*GIVEN TASK:* Using the data below, tally the lines that include the string "fill". Only the number is wanted.

*INPUT:*
————————

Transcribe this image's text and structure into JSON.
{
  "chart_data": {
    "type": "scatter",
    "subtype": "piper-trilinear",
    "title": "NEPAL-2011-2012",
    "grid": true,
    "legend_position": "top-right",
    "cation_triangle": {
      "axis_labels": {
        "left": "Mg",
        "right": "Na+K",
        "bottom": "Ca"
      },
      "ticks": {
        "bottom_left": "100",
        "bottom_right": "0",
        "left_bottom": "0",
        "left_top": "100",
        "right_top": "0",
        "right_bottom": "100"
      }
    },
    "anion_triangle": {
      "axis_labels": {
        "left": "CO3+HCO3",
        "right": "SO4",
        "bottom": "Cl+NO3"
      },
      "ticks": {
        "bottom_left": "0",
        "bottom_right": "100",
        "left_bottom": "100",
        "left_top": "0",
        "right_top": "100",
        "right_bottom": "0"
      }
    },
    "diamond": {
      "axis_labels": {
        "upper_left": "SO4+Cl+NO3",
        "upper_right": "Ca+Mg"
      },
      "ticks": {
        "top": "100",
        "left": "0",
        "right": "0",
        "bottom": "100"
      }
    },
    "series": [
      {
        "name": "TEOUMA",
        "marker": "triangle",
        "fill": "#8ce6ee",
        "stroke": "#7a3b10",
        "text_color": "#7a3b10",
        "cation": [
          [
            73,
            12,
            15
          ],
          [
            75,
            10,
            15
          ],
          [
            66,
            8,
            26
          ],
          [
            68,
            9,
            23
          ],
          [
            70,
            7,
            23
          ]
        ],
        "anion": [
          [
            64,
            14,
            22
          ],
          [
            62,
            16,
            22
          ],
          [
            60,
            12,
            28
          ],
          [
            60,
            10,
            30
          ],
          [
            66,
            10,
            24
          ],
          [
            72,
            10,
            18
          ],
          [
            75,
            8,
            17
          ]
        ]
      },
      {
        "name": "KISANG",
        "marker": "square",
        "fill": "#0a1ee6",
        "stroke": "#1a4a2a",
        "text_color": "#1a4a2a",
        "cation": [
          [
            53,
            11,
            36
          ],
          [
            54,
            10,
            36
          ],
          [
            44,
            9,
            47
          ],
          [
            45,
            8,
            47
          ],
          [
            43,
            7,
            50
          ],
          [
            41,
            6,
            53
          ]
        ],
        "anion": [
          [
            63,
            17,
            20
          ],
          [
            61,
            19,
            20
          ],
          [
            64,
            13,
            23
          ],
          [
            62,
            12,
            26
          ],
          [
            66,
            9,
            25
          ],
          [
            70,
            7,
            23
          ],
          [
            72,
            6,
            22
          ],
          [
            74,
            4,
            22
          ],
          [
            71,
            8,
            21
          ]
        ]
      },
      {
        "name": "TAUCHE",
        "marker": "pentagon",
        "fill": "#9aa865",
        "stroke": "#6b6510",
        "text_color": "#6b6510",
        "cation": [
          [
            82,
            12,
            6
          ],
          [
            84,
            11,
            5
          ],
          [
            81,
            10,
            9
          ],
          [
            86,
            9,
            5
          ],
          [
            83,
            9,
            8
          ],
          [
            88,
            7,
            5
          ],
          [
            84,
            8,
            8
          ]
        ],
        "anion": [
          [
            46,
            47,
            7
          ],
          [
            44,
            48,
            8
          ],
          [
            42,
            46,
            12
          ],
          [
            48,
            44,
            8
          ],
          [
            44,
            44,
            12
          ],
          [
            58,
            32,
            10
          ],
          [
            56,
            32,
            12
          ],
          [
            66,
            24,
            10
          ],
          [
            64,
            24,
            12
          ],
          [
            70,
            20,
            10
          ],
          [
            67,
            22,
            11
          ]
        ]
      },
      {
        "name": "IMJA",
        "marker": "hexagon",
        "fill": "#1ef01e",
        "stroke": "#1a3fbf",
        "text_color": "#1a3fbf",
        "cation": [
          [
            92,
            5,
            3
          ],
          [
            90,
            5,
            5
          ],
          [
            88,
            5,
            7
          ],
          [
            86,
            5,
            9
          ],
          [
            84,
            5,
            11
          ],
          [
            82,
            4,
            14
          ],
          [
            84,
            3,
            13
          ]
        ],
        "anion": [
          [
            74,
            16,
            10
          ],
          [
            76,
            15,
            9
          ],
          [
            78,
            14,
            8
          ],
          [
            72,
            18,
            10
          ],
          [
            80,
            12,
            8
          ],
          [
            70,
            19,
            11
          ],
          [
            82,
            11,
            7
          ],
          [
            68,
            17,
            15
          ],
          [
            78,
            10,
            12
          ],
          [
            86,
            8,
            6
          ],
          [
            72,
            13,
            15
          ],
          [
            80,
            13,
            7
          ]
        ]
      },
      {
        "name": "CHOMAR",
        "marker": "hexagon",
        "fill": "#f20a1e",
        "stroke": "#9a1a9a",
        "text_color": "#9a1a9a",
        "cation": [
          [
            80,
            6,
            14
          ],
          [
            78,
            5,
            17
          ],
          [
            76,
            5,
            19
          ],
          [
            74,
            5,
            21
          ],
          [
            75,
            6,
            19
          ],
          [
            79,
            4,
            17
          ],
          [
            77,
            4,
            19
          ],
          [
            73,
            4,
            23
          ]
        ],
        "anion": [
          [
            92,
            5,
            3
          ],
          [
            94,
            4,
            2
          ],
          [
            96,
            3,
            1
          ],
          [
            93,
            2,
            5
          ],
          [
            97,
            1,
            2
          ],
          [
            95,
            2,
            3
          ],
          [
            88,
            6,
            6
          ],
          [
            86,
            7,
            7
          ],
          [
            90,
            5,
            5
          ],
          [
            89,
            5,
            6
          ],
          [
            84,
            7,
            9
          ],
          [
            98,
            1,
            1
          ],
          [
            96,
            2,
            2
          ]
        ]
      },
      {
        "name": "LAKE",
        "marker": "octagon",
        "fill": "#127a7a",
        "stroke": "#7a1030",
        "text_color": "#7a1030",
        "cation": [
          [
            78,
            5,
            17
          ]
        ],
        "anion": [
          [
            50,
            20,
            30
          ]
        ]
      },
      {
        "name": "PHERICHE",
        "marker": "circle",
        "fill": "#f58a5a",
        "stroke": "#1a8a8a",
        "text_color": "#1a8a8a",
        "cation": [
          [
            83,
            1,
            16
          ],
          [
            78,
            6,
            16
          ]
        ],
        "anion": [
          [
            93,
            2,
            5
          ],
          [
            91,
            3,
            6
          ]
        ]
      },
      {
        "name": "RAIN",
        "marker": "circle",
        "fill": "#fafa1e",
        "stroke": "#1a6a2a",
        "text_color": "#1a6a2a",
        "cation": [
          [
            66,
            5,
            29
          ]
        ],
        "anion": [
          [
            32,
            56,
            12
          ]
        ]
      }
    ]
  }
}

————————

*PROBLEM SOLUTION:* 8